### Exercise requirements
**A)** According to the Stebbins obituary, how old was G. Ledyard Stebbins when he died?
**B)** Return the passage of the Stebbins obituary from "Editors: An excellent" up to and including "home. He was 94.".

### Source document
....

Editors: An excellent 1989 color photograph of G. Ledyard Stebbins at Stebbins Cold Canyon Reserve is available.
University of California, Davis, professor G. Ledyard Stebbins, so brilliant that his theories on plant evolution established the discipline, yet so chronically absorbed in his thoughts that he once drove 120 miles without noticing a dead rattlesnake on the hood of his car, died Wednesday at his Davis home. He was 94.
"There's no doubt whatsoever that UC Davis' fame in the general field of genetics and evolutionary biology rests squarely on the shoulders of Ledyard Stebbins," said UC Davis Chancellor Larry Vanderhoef. "He has long been recognized internationally as a major leader and pioneer in the biological sciences. His passing will be mourned by his many friends and colleagues here and around the world."
"He was certainly the world's leading expert on plant evolution," said Francisco Ayala, Bren Professor of Ecology at UC Irvine and Stebbins' longtime friend and professional colleague.

....

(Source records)
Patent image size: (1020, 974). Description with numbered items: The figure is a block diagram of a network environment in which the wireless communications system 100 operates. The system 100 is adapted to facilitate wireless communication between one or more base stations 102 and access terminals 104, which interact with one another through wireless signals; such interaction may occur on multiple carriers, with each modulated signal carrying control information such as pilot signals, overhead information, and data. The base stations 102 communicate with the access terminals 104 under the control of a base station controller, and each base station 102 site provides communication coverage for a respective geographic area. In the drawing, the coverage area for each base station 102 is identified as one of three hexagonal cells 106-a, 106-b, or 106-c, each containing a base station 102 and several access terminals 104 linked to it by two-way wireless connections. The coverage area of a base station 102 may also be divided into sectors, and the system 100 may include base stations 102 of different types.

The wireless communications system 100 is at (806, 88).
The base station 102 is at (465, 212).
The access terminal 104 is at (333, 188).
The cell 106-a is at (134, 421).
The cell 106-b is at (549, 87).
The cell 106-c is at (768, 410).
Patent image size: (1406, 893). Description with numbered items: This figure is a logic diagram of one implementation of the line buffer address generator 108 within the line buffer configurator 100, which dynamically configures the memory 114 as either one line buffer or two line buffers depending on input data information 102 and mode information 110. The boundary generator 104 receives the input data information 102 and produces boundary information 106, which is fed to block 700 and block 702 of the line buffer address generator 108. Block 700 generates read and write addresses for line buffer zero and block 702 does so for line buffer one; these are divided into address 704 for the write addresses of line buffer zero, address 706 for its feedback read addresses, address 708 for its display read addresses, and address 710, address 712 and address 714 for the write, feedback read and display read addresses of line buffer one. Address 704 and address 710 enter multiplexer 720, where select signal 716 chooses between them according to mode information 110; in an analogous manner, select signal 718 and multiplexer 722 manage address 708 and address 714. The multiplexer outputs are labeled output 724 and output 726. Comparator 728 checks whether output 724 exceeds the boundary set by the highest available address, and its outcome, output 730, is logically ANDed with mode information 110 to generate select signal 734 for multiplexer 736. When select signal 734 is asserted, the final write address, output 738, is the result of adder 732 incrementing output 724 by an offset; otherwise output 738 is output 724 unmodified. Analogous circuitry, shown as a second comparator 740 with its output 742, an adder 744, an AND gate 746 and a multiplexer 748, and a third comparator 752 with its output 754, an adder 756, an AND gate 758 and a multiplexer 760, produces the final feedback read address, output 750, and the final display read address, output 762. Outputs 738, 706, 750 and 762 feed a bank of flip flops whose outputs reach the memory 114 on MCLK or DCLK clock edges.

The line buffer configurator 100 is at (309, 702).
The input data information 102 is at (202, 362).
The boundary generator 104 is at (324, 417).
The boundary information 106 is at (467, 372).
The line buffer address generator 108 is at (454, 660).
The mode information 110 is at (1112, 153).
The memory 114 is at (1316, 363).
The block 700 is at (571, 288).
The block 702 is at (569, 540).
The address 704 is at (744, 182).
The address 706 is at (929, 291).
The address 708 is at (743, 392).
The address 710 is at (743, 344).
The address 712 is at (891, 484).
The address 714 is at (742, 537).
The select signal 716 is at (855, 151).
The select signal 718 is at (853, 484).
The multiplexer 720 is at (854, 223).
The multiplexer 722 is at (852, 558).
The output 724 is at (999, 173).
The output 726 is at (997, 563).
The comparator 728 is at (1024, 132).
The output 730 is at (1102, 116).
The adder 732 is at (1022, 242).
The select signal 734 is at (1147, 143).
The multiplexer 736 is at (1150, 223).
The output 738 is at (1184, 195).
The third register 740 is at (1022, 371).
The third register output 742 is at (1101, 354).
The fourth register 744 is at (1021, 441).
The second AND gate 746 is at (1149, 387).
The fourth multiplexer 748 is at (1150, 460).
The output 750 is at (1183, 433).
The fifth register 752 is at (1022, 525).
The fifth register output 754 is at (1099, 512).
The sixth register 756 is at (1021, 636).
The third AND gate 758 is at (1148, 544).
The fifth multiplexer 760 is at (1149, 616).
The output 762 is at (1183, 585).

....

### Answers below
**A)** He was 94.

**B)**
Editors: An excellent 1989 color photograph of G. Ledyard Stebbins at Stebbins Cold Canyon Reserve is available.
University of California, Davis, professor G. Ledyard Stebbins, so brilliant that his theories on plant evolution established the discipline, yet so chronically absorbed in his thoughts that he once drove 120 miles without noticing a dead rattlesnake on the hood of his car, died Wednesday at his Davis home. He was 94.